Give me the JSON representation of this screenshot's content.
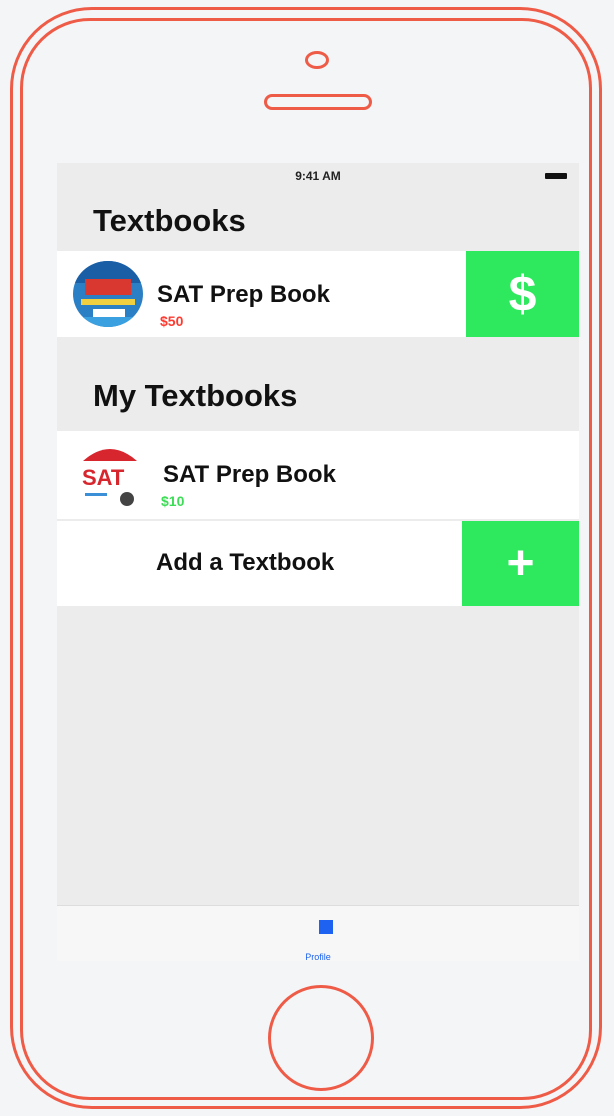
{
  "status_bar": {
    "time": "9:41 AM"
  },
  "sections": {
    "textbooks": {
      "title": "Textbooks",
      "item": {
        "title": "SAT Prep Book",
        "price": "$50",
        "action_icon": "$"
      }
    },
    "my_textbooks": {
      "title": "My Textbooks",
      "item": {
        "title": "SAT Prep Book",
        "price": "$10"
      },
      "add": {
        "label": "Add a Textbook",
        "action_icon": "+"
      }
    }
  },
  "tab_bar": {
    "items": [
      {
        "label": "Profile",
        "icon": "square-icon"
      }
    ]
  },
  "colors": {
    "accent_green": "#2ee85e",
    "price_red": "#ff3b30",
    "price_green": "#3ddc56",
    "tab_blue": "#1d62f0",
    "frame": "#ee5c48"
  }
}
────────────────
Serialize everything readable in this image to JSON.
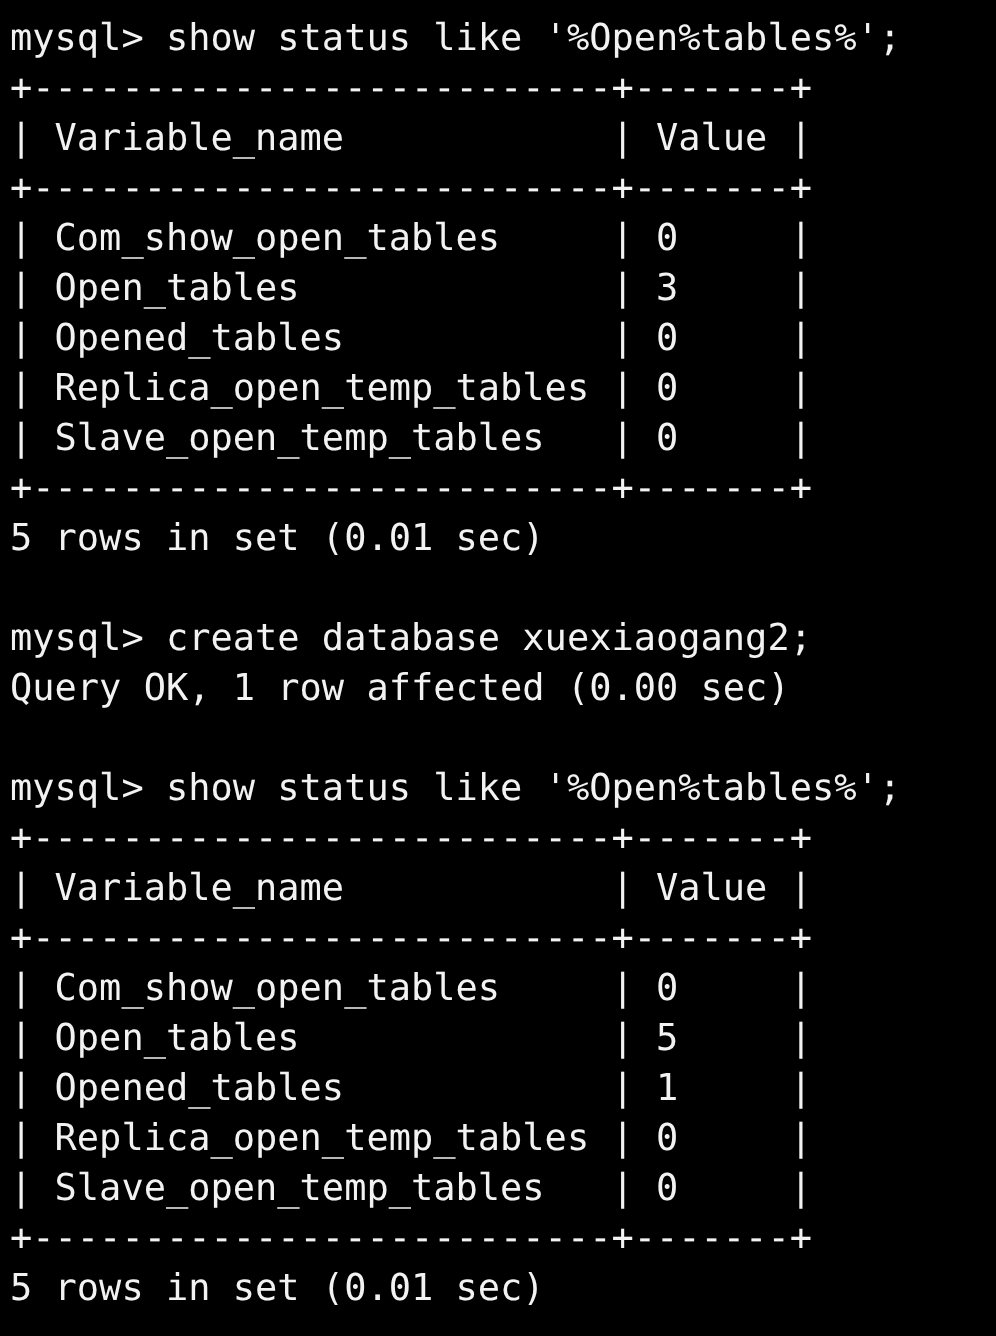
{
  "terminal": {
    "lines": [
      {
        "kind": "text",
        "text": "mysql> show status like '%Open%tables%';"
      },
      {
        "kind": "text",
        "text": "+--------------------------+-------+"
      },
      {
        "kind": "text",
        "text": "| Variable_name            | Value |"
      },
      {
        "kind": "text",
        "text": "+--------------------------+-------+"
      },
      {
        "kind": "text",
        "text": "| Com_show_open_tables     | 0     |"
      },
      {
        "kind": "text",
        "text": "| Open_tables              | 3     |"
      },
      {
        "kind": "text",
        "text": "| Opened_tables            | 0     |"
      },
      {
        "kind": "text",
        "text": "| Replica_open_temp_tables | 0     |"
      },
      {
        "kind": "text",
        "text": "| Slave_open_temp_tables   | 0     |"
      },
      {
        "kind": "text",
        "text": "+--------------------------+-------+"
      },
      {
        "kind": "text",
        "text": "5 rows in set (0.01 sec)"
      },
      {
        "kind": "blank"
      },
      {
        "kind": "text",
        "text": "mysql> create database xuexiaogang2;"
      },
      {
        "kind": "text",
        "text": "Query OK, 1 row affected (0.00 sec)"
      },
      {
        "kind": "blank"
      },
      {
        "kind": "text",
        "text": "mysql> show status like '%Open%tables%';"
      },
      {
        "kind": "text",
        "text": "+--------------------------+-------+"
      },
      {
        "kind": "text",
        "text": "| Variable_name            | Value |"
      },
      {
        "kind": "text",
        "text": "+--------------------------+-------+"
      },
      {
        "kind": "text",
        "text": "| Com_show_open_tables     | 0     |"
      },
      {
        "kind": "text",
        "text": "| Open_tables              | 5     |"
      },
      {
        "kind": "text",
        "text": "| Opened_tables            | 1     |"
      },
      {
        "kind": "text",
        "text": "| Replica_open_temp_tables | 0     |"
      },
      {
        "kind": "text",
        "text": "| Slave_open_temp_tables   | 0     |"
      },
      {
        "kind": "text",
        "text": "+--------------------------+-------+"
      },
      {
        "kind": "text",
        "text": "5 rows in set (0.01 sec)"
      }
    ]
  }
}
────────────────
Search the records for the word "this" and copy every line where it occurs.

Exercise response:
Give me the JSON representation of this screenshot's content.
Serialize everything readable in this image to JSON.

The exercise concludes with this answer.